EXERCISE. Identify the lines that contain the string "melting" and report only how many there are.

----- MATERIAL FOR THE TASK

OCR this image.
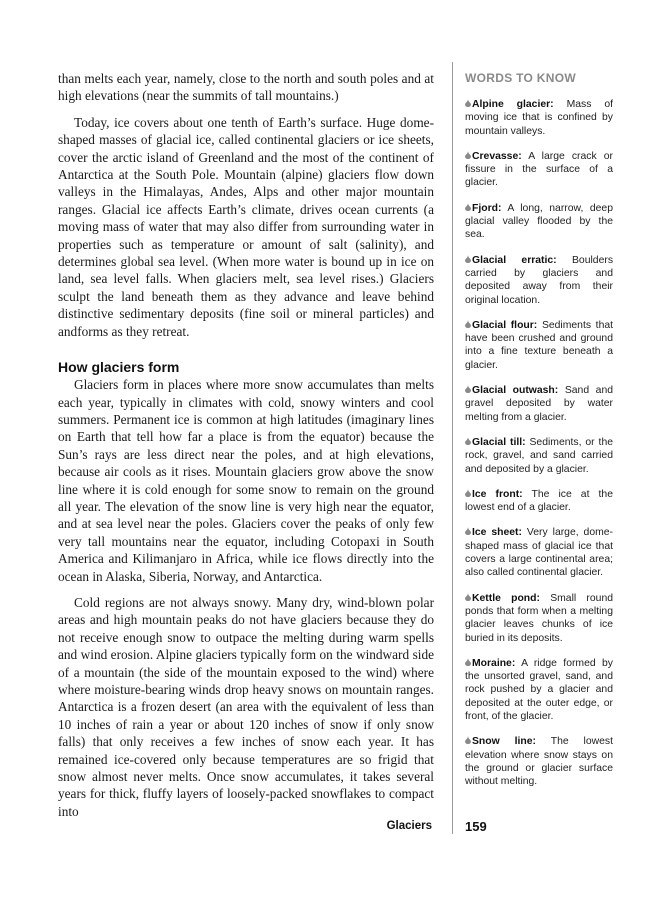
than melts each year, namely, close to the north and south poles and at high elevations (near the summits of tall mountains.)

Today, ice covers about one tenth of Earth’s surface. Huge dome-shaped masses of glacial ice, called continental glaciers or ice sheets, cover the arctic island of Greenland and the most of the continent of Antarctica at the South Pole. Mountain (alpine) glaciers flow down valleys in the Himalayas, Andes, Alps and other major mountain ranges. Glacial ice affects Earth’s climate, drives ocean currents (a moving mass of water that may also differ from surrounding water in properties such as temperature or amount of salt (salinity), and determines global sea level. (When more water is bound up in ice on land, sea level falls. When glaciers melt, sea level rises.) Glaciers sculpt the land beneath them as they advance and leave behind distinctive sedimentary deposits (fine soil or mineral particles) and andforms as they retreat.

How glaciers form

Glaciers form in places where more snow accumulates than melts each year, typically in climates with cold, snowy winters and cool summers. Permanent ice is common at high latitudes (imaginary lines on Earth that tell how far a place is from the equator) because the Sun’s rays are less direct near the poles, and at high elevations, because air cools as it rises. Mountain glaciers grow above the snow line where it is cold enough for some snow to remain on the ground all year. The elevation of the snow line is very high near the equator, and at sea level near the poles. Glaciers cover the peaks of only few very tall mountains near the equator, including Cotopaxi in South America and Kilimanjaro in Africa, while ice flows directly into the ocean in Alaska, Siberia, Norway, and Antarctica.

Cold regions are not always snowy. Many dry, wind-blown polar areas and high mountain peaks do not have glaciers because they do not receive enough snow to outpace the melting during warm spells and wind erosion. Alpine glaciers typically form on the windward side of a mountain (the side of the mountain exposed to the wind) where where moisture-bearing winds drop heavy snows on mountain ranges. Antarctica is a frozen desert (an area with the equivalent of less than 10 inches of rain a year or about 120 inches of snow if only snow falls) that only receives a few inches of snow each year. It has remained ice-covered only because temperatures are so frigid that snow almost never melts. Once snow accumulates, it takes several years for thick, fluffy layers of loosely-packed snowflakes to compact into

WORDS TO KNOW
Alpine glacier: Mass of moving ice that is confined by mountain valleys.
Crevasse: A large crack or fissure in the surface of a glacier.
Fjord: A long, narrow, deep glacial valley flooded by the sea.
Glacial erratic: Boulders carried by glaciers and deposited away from their original location.
Glacial flour: Sediments that have been crushed and ground into a fine texture beneath a glacier.
Glacial outwash: Sand and gravel deposited by water melting from a glacier.
Glacial till: Sediments, or the rock, gravel, and sand carried and deposited by a glacier.
Ice front: The ice at the lowest end of a glacier.
Ice sheet: Very large, dome-shaped mass of glacial ice that covers a large continental area; also called continental glacier.
Kettle pond: Small round ponds that form when a melting glacier leaves chunks of ice buried in its deposits.
Moraine: A ridge formed by the unsorted gravel, sand, and rock pushed by a glacier and deposited at the outer edge, or front, of the glacier.
Snow line: The lowest elevation where snow stays on the ground or glacier surface without melting.
Glaciers	159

----------

RESPONSE TO THE TASK. 4